**EXERCISE REQUIREMENTS:**
Write the data out again exactly, with no pictures.

** ENTRIES SUPPLIED follows **

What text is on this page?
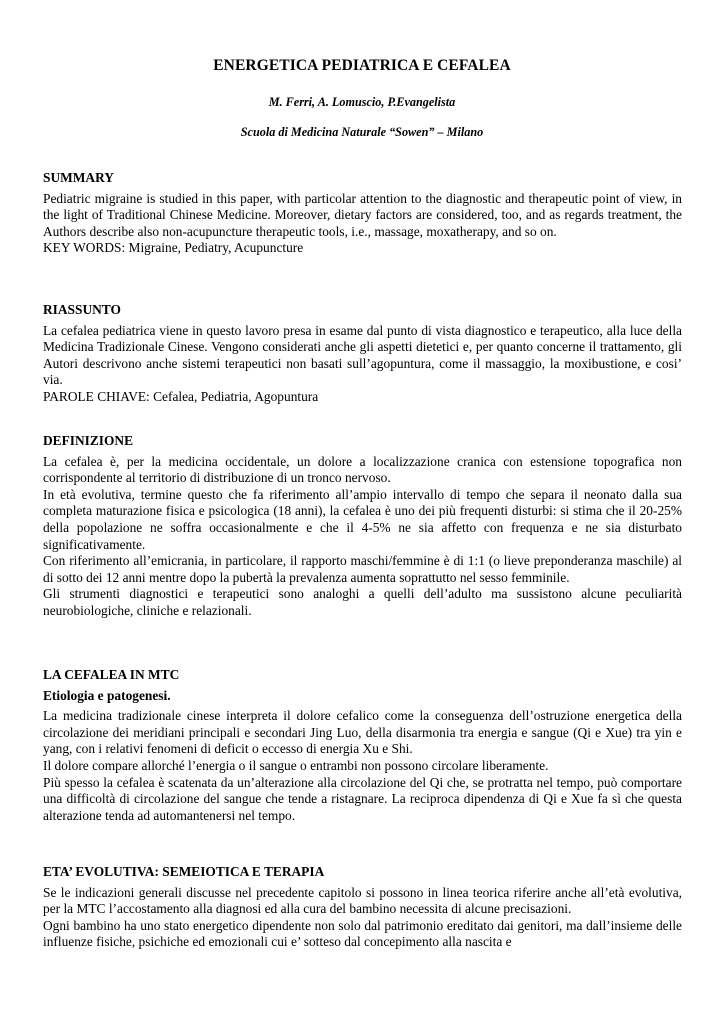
ENERGETICA PEDIATRICA E CEFALEA
M. Ferri, A. Lomuscio, P.Evangelista
Scuola di Medicina Naturale “Sowen” – Milano
SUMMARY

Pediatric migraine is studied in this paper, with particolar attention to the diagnostic and therapeutic point of view, in the light of Traditional Chinese Medicine. Moreover, dietary factors are considered, too, and as regards treatment, the Authors describe also non-acupuncture therapeutic tools, i.e., massage, moxatherapy, and so on.

KEY WORDS: Migraine, Pediatry, Acupuncture

RIASSUNTO

La cefalea pediatrica viene in questo lavoro presa in esame dal punto di vista diagnostico e terapeutico, alla luce della Medicina Tradizionale Cinese. Vengono considerati anche gli aspetti dietetici e, per quanto concerne il trattamento, gli Autori descrivono anche sistemi terapeutici non basati sull’agopuntura, come il massaggio, la moxibustione, e cosi’ via.

PAROLE CHIAVE: Cefalea, Pediatria, Agopuntura

DEFINIZIONE

La cefalea è, per la medicina occidentale, un dolore a localizzazione cranica con estensione topografica non corrispondente al territorio di distribuzione di un tronco nervoso.

In età evolutiva, termine questo che fa riferimento all’ampio intervallo di tempo che separa il neonato dalla sua completa maturazione fisica e psicologica (18 anni), la cefalea è uno dei più frequenti disturbi: si stima che il 20-25% della popolazione ne soffra occasionalmente e che il 4-5% ne sia affetto con frequenza e ne sia disturbato significativamente.

Con riferimento all’emicrania, in particolare, il rapporto maschi/femmine è di 1:1 (o lieve preponderanza maschile) al di sotto dei 12 anni mentre dopo la pubertà la prevalenza aumenta soprattutto nel sesso femminile.

Gli strumenti diagnostici e terapeutici sono analoghi a quelli dell’adulto ma sussistono alcune peculiarità neurobiologiche, cliniche e relazionali.

LA CEFALEA IN MTC
Etiologia e patogenesi.

La medicina tradizionale cinese interpreta il dolore cefalico come la conseguenza dell’ostruzione energetica della circolazione dei meridiani principali e secondari Jing Luo, della disarmonia tra energia e sangue (Qi e Xue) tra yin e yang, con i relativi fenomeni di deficit o eccesso di energia Xu e Shi.

Il dolore compare allorché l’energia o il sangue o entrambi non possono circolare liberamente.

Più spesso la cefalea è scatenata da un’alterazione alla circolazione del Qi che, se protratta nel tempo, può comportare una difficoltà di circolazione del sangue che tende a ristagnare. La reciproca dipendenza di Qi e Xue fa sì che questa alterazione tenda ad automantenersi nel tempo.

ETA’ EVOLUTIVA: SEMEIOTICA E TERAPIA

Se le indicazioni generali discusse nel precedente capitolo si possono in linea teorica riferire anche all’età evolutiva, per la MTC l’accostamento alla diagnosi ed alla cura del bambino necessita di alcune precisazioni.

Ogni bambino ha uno stato energetico dipendente non solo dal patrimonio ereditato dai genitori, ma dall’insieme delle influenze fisiche, psichiche ed emozionali cui e’ sotteso dal concepimento alla nascita e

** End of ENTRIES SUPPLIED **

**WRITTEN ANSWER:**
What text is on this page?
ENERGETICA PEDIATRICA E CEFALEA
M. Ferri, A. Lomuscio, P.Evangelista
Scuola di Medicina Naturale “Sowen” – Milano
SUMMARY

Pediatric migraine is studied in this paper, with particolar attention to the diagnostic and therapeutic point of view, in the light of Traditional Chinese Medicine. Moreover, dietary factors are considered, too, and as regards treatment, the Authors describe also non-acupuncture therapeutic tools, i.e., massage, moxatherapy, and so on.

KEY WORDS: Migraine, Pediatry, Acupuncture

RIASSUNTO

La cefalea pediatrica viene in questo lavoro presa in esame dal punto di vista diagnostico e terapeutico, alla luce della Medicina Tradizionale Cinese. Vengono considerati anche gli aspetti dietetici e, per quanto concerne il trattamento, gli Autori descrivono anche sistemi terapeutici non basati sull’agopuntura, come il massaggio, la moxibustione, e cosi’ via.

PAROLE CHIAVE: Cefalea, Pediatria, Agopuntura

DEFINIZIONE

La cefalea è, per la medicina occidentale, un dolore a localizzazione cranica con estensione topografica non corrispondente al territorio di distribuzione di un tronco nervoso.

In età evolutiva, termine questo che fa riferimento all’ampio intervallo di tempo che separa il neonato dalla sua completa maturazione fisica e psicologica (18 anni), la cefalea è uno dei più frequenti disturbi: si stima che il 20-25% della popolazione ne soffra occasionalmente e che il 4-5% ne sia affetto con frequenza e ne sia disturbato significativamente.

Con riferimento all’emicrania, in particolare, il rapporto maschi/femmine è di 1:1 (o lieve preponderanza maschile) al di sotto dei 12 anni mentre dopo la pubertà la prevalenza aumenta soprattutto nel sesso femminile.

Gli strumenti diagnostici e terapeutici sono analoghi a quelli dell’adulto ma sussistono alcune peculiarità neurobiologiche, cliniche e relazionali.

LA CEFALEA IN MTC
Etiologia e patogenesi.

La medicina tradizionale cinese interpreta il dolore cefalico come la conseguenza dell’ostruzione energetica della circolazione dei meridiani principali e secondari Jing Luo, della disarmonia tra energia e sangue (Qi e Xue) tra yin e yang, con i relativi fenomeni di deficit o eccesso di energia Xu e Shi.

Il dolore compare allorché l’energia o il sangue o entrambi non possono circolare liberamente.

Più spesso la cefalea è scatenata da un’alterazione alla circolazione del Qi che, se protratta nel tempo, può comportare una difficoltà di circolazione del sangue che tende a ristagnare. La reciproca dipendenza di Qi e Xue fa sì che questa alterazione tenda ad automantenersi nel tempo.

ETA’ EVOLUTIVA: SEMEIOTICA E TERAPIA

Se le indicazioni generali discusse nel precedente capitolo si possono in linea teorica riferire anche all’età evolutiva, per la MTC l’accostamento alla diagnosi ed alla cura del bambino necessita di alcune precisazioni.

Ogni bambino ha uno stato energetico dipendente non solo dal patrimonio ereditato dai genitori, ma dall’insieme delle influenze fisiche, psichiche ed emozionali cui e’ sotteso dal concepimento alla nascita e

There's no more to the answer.